[SUPPLIED PASSAGE]:
While there are also functions such as inspiration and sanctification associated with the work of the Spirit, and while sanctification has been particularly important in Orthodoxy and especially in the monastic tradition, it has not been a decisive aspect of ecclesiology.

Ecclesiology in the Orthodox tradition has always been determined by the liturgy, the eucharist; and for this reason it is the first two aspects of Pneumatology, namely eschatology and communion that have determined Orthodox ecclesiology. (131)

Indeed Zizioulas argues that these aspects are not only normative but are constitutive of ecclesiology in that they qualify the very ontology of the Church.

The Spirit is not something that “animates” a Church which already somehow exists. The Spirit makes the Church be. Pneumatology does not refer to the well-being but to the very being of the Church. It is not about a dynamism which is added to the essence of the Church. It is the very essence of the Church. The Church is constituted in and through eschatology and communion. Pneumatology is an ontological category in ecclesiology. (132)

The third chapter of Being as Communion is entitled “Christ, the Spirit and the Church”. In the introduction to this chapter, Metropolitan Zizioulas begins by outlining the different emphases on Chistology and Pneumatology in recent Catholic and Orthodox ecclesiology. In broad strokes it might be said that Catholics emphasise the former and Orthodox the latter, and yet both face unresolved issues in this regard. This is illustrated by Orthodox criticism of the ecclesiology of Vatican II in which “it was observed that the Holy Spirit was brought into ecclesiology after the edifice of the Church was constructed” on a Christological basis, and which had important consequences for issues such as “sacraments, ministry and ecclesial institutions”. (123) However, the proposal of two Orthodox observers to the Council that a focus on the Holy Spirit and on “Christian man” was sufficient is, in the eyes of Zizioulas, “a clear indication that Orthodox theology needs to do a great deal of reflection on the relationship between Christology and Pneumatology”. (123)

Zizioulas proceeds to note the contribution of Khomiakov, which was paralleled by that of Möhler in a Catholic context, who injected such a strong dose of Pneumatology into ecclesiology that it effectively made the Church a “charismatic society” rather than the “body of Christ”. This led later Orthodox theologians such as Fr Florovsky to emphasise the Church as “a chapter of Christology” leaving the relationship between Christology and Pneumatology as a question to be addressed.

The Orthodox theologian who addressed this issue in the most thorough way was Vladimir Lossky. Zizioulas sees two aspects of his thought as worth noting. Firstly, there is a distinct “economy of the Holy Spirit” alongside the economy of the Son. Secondly, Pneumatology involves the “peronsalisation” of the mystery of Christ, or what one could call the “subjective” aspect of the Church in contrast to the “objective” aspect that is found in the sacramental structure of the Church. However, Lossky does not pursue the problem of how the institutional and charismatic aspects of the Church are to be worked out and his views are not without problems.

[EXTRACTED MATERIAL]:
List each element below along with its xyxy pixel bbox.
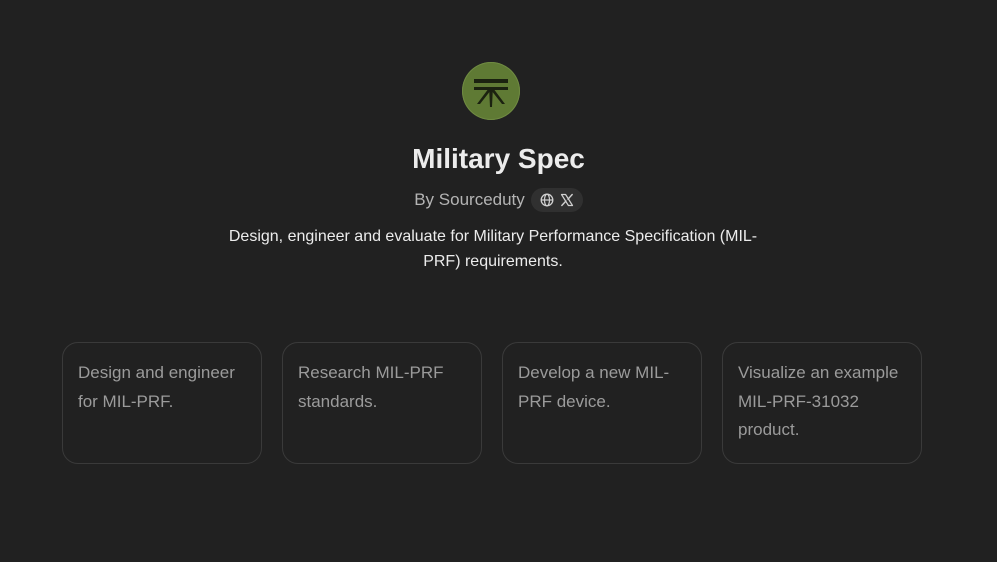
social-links [530,188,583,212]
starter-card[interactable]: Design and engineer for MIL-PRF. [62,342,262,464]
gpt-landing: Military Spec By Sourceduty Design, engi… [0,0,997,562]
gpt-byline: By Sourceduty [0,188,997,212]
globe-icon[interactable] [540,193,554,207]
starter-card[interactable]: Develop a new MIL-PRF device. [502,342,702,464]
starter-card[interactable]: Research MIL-PRF standards. [282,342,482,464]
gpt-avatar [462,62,520,120]
gpt-title: Military Spec [412,143,585,174]
conversation-starters: Design and engineer for MIL-PRF. Researc… [62,342,922,464]
gpt-description: Design, engineer and evaluate for Milita… [228,228,758,270]
x-logo-icon[interactable] [560,193,574,207]
author-label: By Sourceduty [414,190,525,209]
starter-card[interactable]: Visualize an example MIL-PRF-31032 produ… [722,342,922,464]
mil-spec-logo-icon [474,79,508,107]
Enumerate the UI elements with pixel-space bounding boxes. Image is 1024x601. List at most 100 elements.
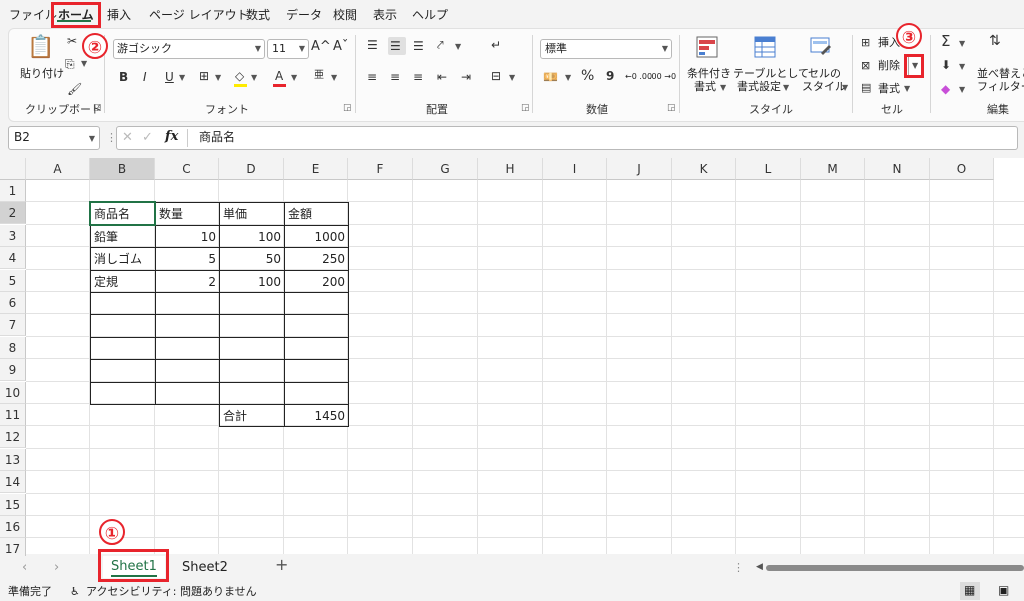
column-header-d[interactable]: D [219,158,284,180]
menu-review[interactable]: 校閲 [333,6,357,23]
table-cell[interactable]: 単価 [219,202,285,226]
cell-styles-line2[interactable]: スタイル [802,80,846,93]
bold-button[interactable]: B [119,69,128,85]
table-cell[interactable] [284,359,349,383]
phonetic-icon[interactable]: 亜 [314,68,324,84]
chevron-down-icon[interactable]: ▼ [565,73,571,82]
sheet-tab-sheet2[interactable]: Sheet2 [182,561,228,574]
table-cell[interactable] [219,359,285,383]
table-cell[interactable] [155,359,220,383]
formula-input[interactable]: ✕ ✓ fx 商品名 [116,126,1018,150]
italic-button[interactable]: I [143,69,147,85]
column-header-j[interactable]: J [607,158,672,180]
chevron-down-icon[interactable]: ▼ [215,73,221,82]
cancel-icon[interactable]: ✕ [122,131,133,144]
more-options-icon[interactable]: ⋮ [733,561,744,574]
name-box[interactable]: B2 ▼ [8,126,100,150]
row-header-6[interactable]: 6 [0,292,26,314]
chevron-down-icon[interactable]: ▼ [783,83,789,92]
accessibility-icon[interactable]: ♿ [70,585,80,598]
delete-cells-icon[interactable]: ⊠ [861,58,870,74]
format-cells-label[interactable]: 書式 [878,82,900,95]
copy-icon[interactable]: ⎘ [65,56,75,72]
column-header-k[interactable]: K [672,158,736,180]
page-layout-view-icon[interactable]: ▣ [998,584,1009,597]
table-cell[interactable] [155,381,220,405]
table-cell[interactable]: 2 [155,269,220,293]
chevron-down-icon[interactable]: ▼ [959,85,965,94]
dialog-launcher-icon[interactable]: ◲ [667,103,676,113]
chevron-down-icon[interactable]: ▼ [904,84,910,93]
chevron-down-icon[interactable]: ▼ [959,39,965,48]
table-cell[interactable] [155,314,220,338]
row-header-9[interactable]: 9 [0,359,26,382]
table-cell[interactable] [219,292,285,316]
menu-file[interactable]: ファイル [9,6,57,23]
borders-icon[interactable]: ⊞ [199,68,209,84]
format-as-table-icon[interactable] [753,35,777,59]
sort-filter-icon[interactable]: ⇅ [989,33,1001,49]
column-header-n[interactable]: N [865,158,930,180]
row-header-5[interactable]: 5 [0,269,26,292]
table-cell[interactable]: 数量 [155,202,220,226]
insert-cells-icon[interactable]: ⊞ [861,35,870,51]
menu-page-layout[interactable]: ページ レイアウト [149,6,249,23]
decrease-decimal-button[interactable]: .00 →0 [649,70,676,83]
table-cell[interactable]: 100 [219,224,285,249]
percent-button[interactable]: % [581,68,594,84]
chevron-down-icon[interactable]: ▼ [455,42,461,51]
format-cells-icon[interactable]: ▤ [861,80,871,96]
accounting-format-icon[interactable]: 💴 [543,69,558,85]
align-top-icon[interactable]: ☰ [367,37,378,53]
sort-filter-line2[interactable]: フィルター [977,80,1024,93]
column-header-g[interactable]: G [413,158,478,180]
row-header-4[interactable]: 4 [0,247,26,270]
chevron-down-icon[interactable]: ▼ [509,73,515,82]
align-left-icon[interactable]: ≡ [367,69,377,85]
cell-styles-icon[interactable] [809,35,833,59]
decrease-indent-icon[interactable]: ⇤ [437,69,447,85]
orientation-icon[interactable]: ⤤ [437,37,444,53]
table-cell[interactable]: 金額 [284,202,349,226]
chevron-down-icon[interactable]: ▼ [842,83,848,92]
align-bottom-icon[interactable]: ☰ [413,38,424,54]
menu-view[interactable]: 表示 [373,6,397,23]
column-header-f[interactable]: F [348,158,413,180]
column-header-c[interactable]: C [155,158,219,180]
menu-insert[interactable]: 挿入 [107,6,131,23]
row-header-3[interactable]: 3 [0,224,26,247]
autosum-icon[interactable]: Σ [941,33,950,49]
font-size-dropdown[interactable]: 11 ▼ [267,39,309,59]
table-cell[interactable]: 10 [155,224,220,249]
row-header-14[interactable]: 14 [0,471,26,494]
underline-button[interactable]: U [165,69,174,85]
row-header-8[interactable]: 8 [0,336,26,359]
menu-help[interactable]: ヘルプ [412,6,448,23]
table-cell[interactable]: 200 [284,269,349,293]
accessibility-status[interactable]: アクセシビリティ: 問題ありません [86,585,257,598]
chevron-down-icon[interactable]: ▼ [720,83,726,92]
table-cell[interactable] [155,292,220,316]
table-cell[interactable] [90,359,156,383]
table-cell[interactable] [90,314,156,338]
table-cell[interactable] [284,381,349,405]
column-header-e[interactable]: E [284,158,348,180]
format-painter-icon[interactable]: 🖌 [67,81,82,97]
table-cell[interactable] [219,336,285,361]
font-name-dropdown[interactable]: 游ゴシック ▼ [113,39,265,59]
menu-data[interactable]: データ [286,6,322,23]
table-cell[interactable]: 250 [284,247,349,271]
scroll-left-icon[interactable]: ‹ [22,561,27,574]
chevron-down-icon[interactable]: ▼ [291,73,297,82]
scroll-right-icon[interactable]: › [54,561,59,574]
enter-icon[interactable]: ✓ [142,131,153,144]
column-header-a[interactable]: A [26,158,90,180]
dialog-launcher-icon[interactable]: ◲ [343,103,352,113]
conditional-format-line2[interactable]: 書式 [694,80,716,93]
row-header-15[interactable]: 15 [0,493,26,516]
column-header-h[interactable]: H [478,158,543,180]
spreadsheet-grid[interactable]: ABCDEFGHIJKLMNO 1 2 3 4 5 6 7 8 9 10 11 12 13 14 15 16 1… [0,158,1024,561]
conditional-format-line1[interactable]: 条件付き [687,67,731,80]
table-cell[interactable] [284,292,349,316]
delete-cells-label[interactable]: 削除 [878,59,900,72]
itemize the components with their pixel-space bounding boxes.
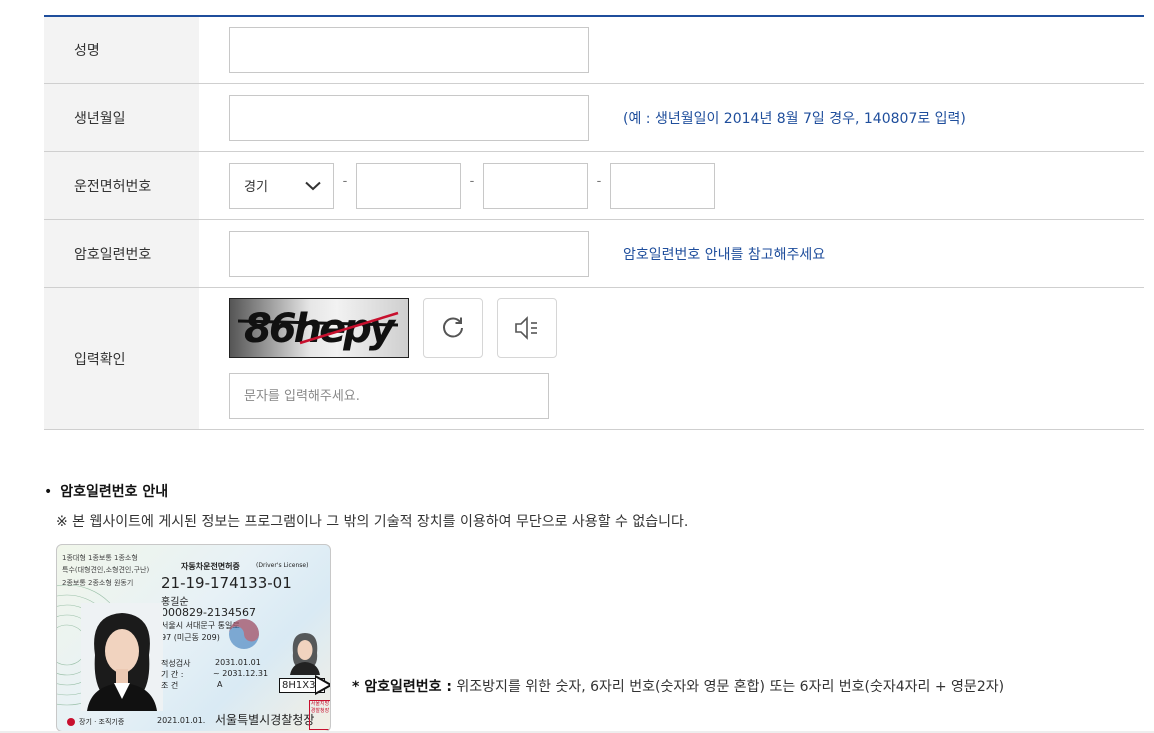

[REQUIREMENTS]:
Please print the part of the ecclesiology passage from "Indeed Zizioulas argues" up to and including "ontology of the Church.", unchanged.

[SOLUTION TO THE PROBLEM]:
Indeed Zizioulas argues that these aspects are not only normative but are constitutive of ecclesiology in that they qualify the very ontology of the Church.